_Requirements:_ Below you will find a set of lines. Repeat them all exactly.

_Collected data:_
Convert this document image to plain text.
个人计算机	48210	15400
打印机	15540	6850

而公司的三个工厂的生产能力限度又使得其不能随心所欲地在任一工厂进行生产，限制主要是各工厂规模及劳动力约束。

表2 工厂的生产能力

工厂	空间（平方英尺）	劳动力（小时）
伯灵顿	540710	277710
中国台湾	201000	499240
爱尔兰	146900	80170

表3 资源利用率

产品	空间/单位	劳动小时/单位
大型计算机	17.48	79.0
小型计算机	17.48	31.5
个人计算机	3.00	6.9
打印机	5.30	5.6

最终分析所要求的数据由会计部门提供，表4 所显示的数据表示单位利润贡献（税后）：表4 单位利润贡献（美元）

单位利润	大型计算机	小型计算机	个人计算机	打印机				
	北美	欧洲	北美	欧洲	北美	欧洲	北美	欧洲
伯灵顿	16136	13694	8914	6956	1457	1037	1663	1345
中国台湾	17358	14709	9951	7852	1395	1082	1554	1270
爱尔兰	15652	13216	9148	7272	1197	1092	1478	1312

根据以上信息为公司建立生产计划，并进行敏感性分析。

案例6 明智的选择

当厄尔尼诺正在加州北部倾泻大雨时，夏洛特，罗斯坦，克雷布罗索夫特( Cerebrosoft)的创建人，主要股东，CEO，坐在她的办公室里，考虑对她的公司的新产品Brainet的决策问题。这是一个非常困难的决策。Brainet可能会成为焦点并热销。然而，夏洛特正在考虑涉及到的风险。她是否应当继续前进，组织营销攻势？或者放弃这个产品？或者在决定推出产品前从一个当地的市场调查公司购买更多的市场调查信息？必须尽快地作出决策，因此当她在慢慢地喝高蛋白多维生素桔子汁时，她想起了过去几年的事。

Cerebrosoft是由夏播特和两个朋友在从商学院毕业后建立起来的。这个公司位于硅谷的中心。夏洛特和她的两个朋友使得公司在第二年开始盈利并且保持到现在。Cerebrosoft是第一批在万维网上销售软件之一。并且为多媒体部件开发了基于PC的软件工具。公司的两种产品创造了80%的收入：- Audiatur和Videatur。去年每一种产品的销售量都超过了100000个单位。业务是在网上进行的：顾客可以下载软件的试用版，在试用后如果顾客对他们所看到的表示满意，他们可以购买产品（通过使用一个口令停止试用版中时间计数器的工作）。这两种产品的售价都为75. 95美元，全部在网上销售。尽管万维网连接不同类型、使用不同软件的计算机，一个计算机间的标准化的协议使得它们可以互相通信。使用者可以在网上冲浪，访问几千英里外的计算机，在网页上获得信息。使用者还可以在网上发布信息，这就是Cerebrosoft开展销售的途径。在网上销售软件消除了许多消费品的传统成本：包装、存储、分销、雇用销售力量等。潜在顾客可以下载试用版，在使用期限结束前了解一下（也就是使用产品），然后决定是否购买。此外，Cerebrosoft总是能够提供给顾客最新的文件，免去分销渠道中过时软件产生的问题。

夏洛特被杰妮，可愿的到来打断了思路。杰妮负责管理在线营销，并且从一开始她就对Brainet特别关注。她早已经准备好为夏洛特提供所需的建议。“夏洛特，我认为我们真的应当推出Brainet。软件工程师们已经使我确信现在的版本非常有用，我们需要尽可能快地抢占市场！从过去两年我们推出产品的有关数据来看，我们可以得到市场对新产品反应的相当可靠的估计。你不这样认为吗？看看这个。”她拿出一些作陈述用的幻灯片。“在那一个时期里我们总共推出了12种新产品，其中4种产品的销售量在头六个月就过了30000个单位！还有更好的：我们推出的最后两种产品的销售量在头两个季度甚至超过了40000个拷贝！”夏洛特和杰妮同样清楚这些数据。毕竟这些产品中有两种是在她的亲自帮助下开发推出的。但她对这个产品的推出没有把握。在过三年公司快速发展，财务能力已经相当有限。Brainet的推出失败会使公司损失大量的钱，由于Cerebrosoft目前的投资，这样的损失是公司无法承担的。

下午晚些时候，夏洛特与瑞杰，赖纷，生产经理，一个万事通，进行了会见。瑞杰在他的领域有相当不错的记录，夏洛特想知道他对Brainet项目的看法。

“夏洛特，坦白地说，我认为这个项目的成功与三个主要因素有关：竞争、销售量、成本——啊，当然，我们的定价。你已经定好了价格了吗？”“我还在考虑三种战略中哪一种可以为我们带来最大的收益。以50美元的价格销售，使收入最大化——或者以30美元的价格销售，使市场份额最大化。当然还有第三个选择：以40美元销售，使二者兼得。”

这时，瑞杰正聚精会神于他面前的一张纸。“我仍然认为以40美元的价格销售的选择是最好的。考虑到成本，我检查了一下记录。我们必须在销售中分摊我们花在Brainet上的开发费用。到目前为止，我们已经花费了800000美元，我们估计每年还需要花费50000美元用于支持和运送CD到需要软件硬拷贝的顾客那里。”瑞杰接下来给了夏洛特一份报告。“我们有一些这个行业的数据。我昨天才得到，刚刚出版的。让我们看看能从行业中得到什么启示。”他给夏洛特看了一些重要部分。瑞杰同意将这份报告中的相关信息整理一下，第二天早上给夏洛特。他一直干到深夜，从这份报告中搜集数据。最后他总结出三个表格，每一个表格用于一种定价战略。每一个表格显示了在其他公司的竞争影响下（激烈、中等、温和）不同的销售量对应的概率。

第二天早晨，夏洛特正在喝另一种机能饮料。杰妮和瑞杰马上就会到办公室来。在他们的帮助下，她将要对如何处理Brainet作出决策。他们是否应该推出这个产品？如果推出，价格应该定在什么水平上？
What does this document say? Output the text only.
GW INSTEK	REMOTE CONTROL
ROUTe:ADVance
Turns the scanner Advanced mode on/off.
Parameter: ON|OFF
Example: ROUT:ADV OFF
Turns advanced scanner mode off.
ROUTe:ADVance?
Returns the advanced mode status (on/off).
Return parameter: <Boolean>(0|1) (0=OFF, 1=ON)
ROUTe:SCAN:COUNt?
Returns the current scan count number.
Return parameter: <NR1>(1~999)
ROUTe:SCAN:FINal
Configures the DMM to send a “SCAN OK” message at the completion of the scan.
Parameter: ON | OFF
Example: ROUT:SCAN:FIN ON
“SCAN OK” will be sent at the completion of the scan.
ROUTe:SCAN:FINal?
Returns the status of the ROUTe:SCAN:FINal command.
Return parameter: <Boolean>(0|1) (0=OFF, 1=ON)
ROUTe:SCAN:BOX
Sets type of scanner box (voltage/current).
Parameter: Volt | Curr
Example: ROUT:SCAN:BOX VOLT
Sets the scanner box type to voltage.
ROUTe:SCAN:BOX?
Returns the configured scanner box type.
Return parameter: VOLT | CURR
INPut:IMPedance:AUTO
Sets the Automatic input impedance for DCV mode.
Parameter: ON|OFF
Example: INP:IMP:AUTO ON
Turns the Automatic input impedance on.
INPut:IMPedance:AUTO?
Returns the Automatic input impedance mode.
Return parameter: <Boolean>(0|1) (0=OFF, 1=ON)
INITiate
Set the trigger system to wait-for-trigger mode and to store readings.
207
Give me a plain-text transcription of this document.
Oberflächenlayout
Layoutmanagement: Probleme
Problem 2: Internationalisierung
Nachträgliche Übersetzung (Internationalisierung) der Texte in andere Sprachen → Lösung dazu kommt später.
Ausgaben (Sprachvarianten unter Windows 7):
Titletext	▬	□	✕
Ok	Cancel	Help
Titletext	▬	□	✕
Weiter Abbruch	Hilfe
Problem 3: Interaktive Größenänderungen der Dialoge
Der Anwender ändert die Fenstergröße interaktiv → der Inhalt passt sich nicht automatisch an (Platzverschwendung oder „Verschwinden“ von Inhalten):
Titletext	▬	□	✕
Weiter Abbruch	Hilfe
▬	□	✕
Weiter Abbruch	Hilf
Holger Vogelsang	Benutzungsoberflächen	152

_Response below:_
Convert this document image to plain text.
个人计算机	48210	15400
打印机	15540	6850

而公司的三个工厂的生产能力限度又使得其不能随心所欲地在任一工厂进行生产，限制主要是各工厂规模及劳动力约束。

表2 工厂的生产能力

工厂	空间（平方英尺）	劳动力（小时）
伯灵顿	540710	277710
中国台湾	201000	499240
爱尔兰	146900	80170

表3 资源利用率

产品	空间/单位	劳动小时/单位
大型计算机	17.48	79.0
小型计算机	17.48	31.5
个人计算机	3.00	6.9
打印机	5.30	5.6

最终分析所要求的数据由会计部门提供，表4 所显示的数据表示单位利润贡献（税后）：表4 单位利润贡献（美元）

单位利润	大型计算机	小型计算机	个人计算机	打印机				
	北美	欧洲	北美	欧洲	北美	欧洲	北美	欧洲
伯灵顿	16136	13694	8914	6956	1457	1037	1663	1345
中国台湾	17358	14709	9951	7852	1395	1082	1554	1270
爱尔兰	15652	13216	9148	7272	1197	1092	1478	1312

根据以上信息为公司建立生产计划，并进行敏感性分析。

案例6 明智的选择

当厄尔尼诺正在加州北部倾泻大雨时，夏洛特，罗斯坦，克雷布罗索夫特( Cerebrosoft)的创建人，主要股东，CEO，坐在她的办公室里，考虑对她的公司的新产品Brainet的决策问题。这是一个非常困难的决策。Brainet可能会成为焦点并热销。然而，夏洛特正在考虑涉及到的风险。她是否应当继续前进，组织营销攻势？或者放弃这个产品？或者在决定推出产品前从一个当地的市场调查公司购买更多的市场调查信息？必须尽快地作出决策，因此当她在慢慢地喝高蛋白多维生素桔子汁时，她想起了过去几年的事。

Cerebrosoft是由夏播特和两个朋友在从商学院毕业后建立起来的。这个公司位于硅谷的中心。夏洛特和她的两个朋友使得公司在第二年开始盈利并且保持到现在。Cerebrosoft是第一批在万维网上销售软件之一。并且为多媒体部件开发了基于PC的软件工具。公司的两种产品创造了80%的收入：- Audiatur和Videatur。去年每一种产品的销售量都超过了100000个单位。业务是在网上进行的：顾客可以下载软件的试用版，在试用后如果顾客对他们所看到的表示满意，他们可以购买产品（通过使用一个口令停止试用版中时间计数器的工作）。这两种产品的售价都为75. 95美元，全部在网上销售。尽管万维网连接不同类型、使用不同软件的计算机，一个计算机间的标准化的协议使得它们可以互相通信。使用者可以在网上冲浪，访问几千英里外的计算机，在网页上获得信息。使用者还可以在网上发布信息，这就是Cerebrosoft开展销售的途径。在网上销售软件消除了许多消费品的传统成本：包装、存储、分销、雇用销售力量等。潜在顾客可以下载试用版，在使用期限结束前了解一下（也就是使用产品），然后决定是否购买。此外，Cerebrosoft总是能够提供给顾客最新的文件，免去分销渠道中过时软件产生的问题。

夏洛特被杰妮，可愿的到来打断了思路。杰妮负责管理在线营销，并且从一开始她就对Brainet特别关注。她早已经准备好为夏洛特提供所需的建议。“夏洛特，我认为我们真的应当推出Brainet。软件工程师们已经使我确信现在的版本非常有用，我们需要尽可能快地抢占市场！从过去两年我们推出产品的有关数据来看，我们可以得到市场对新产品反应的相当可靠的估计。你不这样认为吗？看看这个。”她拿出一些作陈述用的幻灯片。“在那一个时期里我们总共推出了12种新产品，其中4种产品的销售量在头六个月就过了30000个单位！还有更好的：我们推出的最后两种产品的销售量在头两个季度甚至超过了40000个拷贝！”夏洛特和杰妮同样清楚这些数据。毕竟这些产品中有两种是在她的亲自帮助下开发推出的。但她对这个产品的推出没有把握。在过三年公司快速发展，财务能力已经相当有限。Brainet的推出失败会使公司损失大量的钱，由于Cerebrosoft目前的投资，这样的损失是公司无法承担的。

下午晚些时候，夏洛特与瑞杰，赖纷，生产经理，一个万事通，进行了会见。瑞杰在他的领域有相当不错的记录，夏洛特想知道他对Brainet项目的看法。

“夏洛特，坦白地说，我认为这个项目的成功与三个主要因素有关：竞争、销售量、成本——啊，当然，我们的定价。你已经定好了价格了吗？”“我还在考虑三种战略中哪一种可以为我们带来最大的收益。以50美元的价格销售，使收入最大化——或者以30美元的价格销售，使市场份额最大化。当然还有第三个选择：以40美元销售，使二者兼得。”

这时，瑞杰正聚精会神于他面前的一张纸。“我仍然认为以40美元的价格销售的选择是最好的。考虑到成本，我检查了一下记录。我们必须在销售中分摊我们花在Brainet上的开发费用。到目前为止，我们已经花费了800000美元，我们估计每年还需要花费50000美元用于支持和运送CD到需要软件硬拷贝的顾客那里。”瑞杰接下来给了夏洛特一份报告。“我们有一些这个行业的数据。我昨天才得到，刚刚出版的。让我们看看能从行业中得到什么启示。”他给夏洛特看了一些重要部分。瑞杰同意将这份报告中的相关信息整理一下，第二天早上给夏洛特。他一直干到深夜，从这份报告中搜集数据。最后他总结出三个表格，每一个表格用于一种定价战略。每一个表格显示了在其他公司的竞争影响下（激烈、中等、温和）不同的销售量对应的概率。

第二天早晨，夏洛特正在喝另一种机能饮料。杰妮和瑞杰马上就会到办公室来。在他们的帮助下，她将要对如何处理Brainet作出决策。他们是否应该推出这个产品？如果推出，价格应该定在什么水平上？
What does this document say? Output the text only.
GW INSTEK	REMOTE CONTROL
ROUTe:ADVance
Turns the scanner Advanced mode on/off.
Parameter: ON|OFF
Example: ROUT:ADV OFF
Turns advanced scanner mode off.
ROUTe:ADVance?
Returns the advanced mode status (on/off).
Return parameter: <Boolean>(0|1) (0=OFF, 1=ON)
ROUTe:SCAN:COUNt?
Returns the current scan count number.
Return parameter: <NR1>(1~999)
ROUTe:SCAN:FINal
Configures the DMM to send a “SCAN OK” message at the completion of the scan.
Parameter: ON | OFF
Example: ROUT:SCAN:FIN ON
“SCAN OK” will be sent at the completion of the scan.
ROUTe:SCAN:FINal?
Returns the status of the ROUTe:SCAN:FINal command.
Return parameter: <Boolean>(0|1) (0=OFF, 1=ON)
ROUTe:SCAN:BOX
Sets type of scanner box (voltage/current).
Parameter: Volt | Curr
Example: ROUT:SCAN:BOX VOLT
Sets the scanner box type to voltage.
ROUTe:SCAN:BOX?
Returns the configured scanner box type.
Return parameter: VOLT | CURR
INPut:IMPedance:AUTO
Sets the Automatic input impedance for DCV mode.
Parameter: ON|OFF
Example: INP:IMP:AUTO ON
Turns the Automatic input impedance on.
INPut:IMPedance:AUTO?
Returns the Automatic input impedance mode.
Return parameter: <Boolean>(0|1) (0=OFF, 1=ON)
INITiate
Set the trigger system to wait-for-trigger mode and to store readings.
207
Give me a plain-text transcription of this document.
Oberflächenlayout
Layoutmanagement: Probleme
Problem 2: Internationalisierung
Nachträgliche Übersetzung (Internationalisierung) der Texte in andere Sprachen → Lösung dazu kommt später.
Ausgaben (Sprachvarianten unter Windows 7):
Titletext	▬	□	✕
Ok	Cancel	Help
Titletext	▬	□	✕
Weiter Abbruch	Hilfe
Problem 3: Interaktive Größenänderungen der Dialoge
Der Anwender ändert die Fenstergröße interaktiv → der Inhalt passt sich nicht automatisch an (Platzverschwendung oder „Verschwinden“ von Inhalten):
Titletext	▬	□	✕
Weiter Abbruch	Hilfe
▬	□	✕
Weiter Abbruch	Hilf
Holger Vogelsang	Benutzungsoberflächen	152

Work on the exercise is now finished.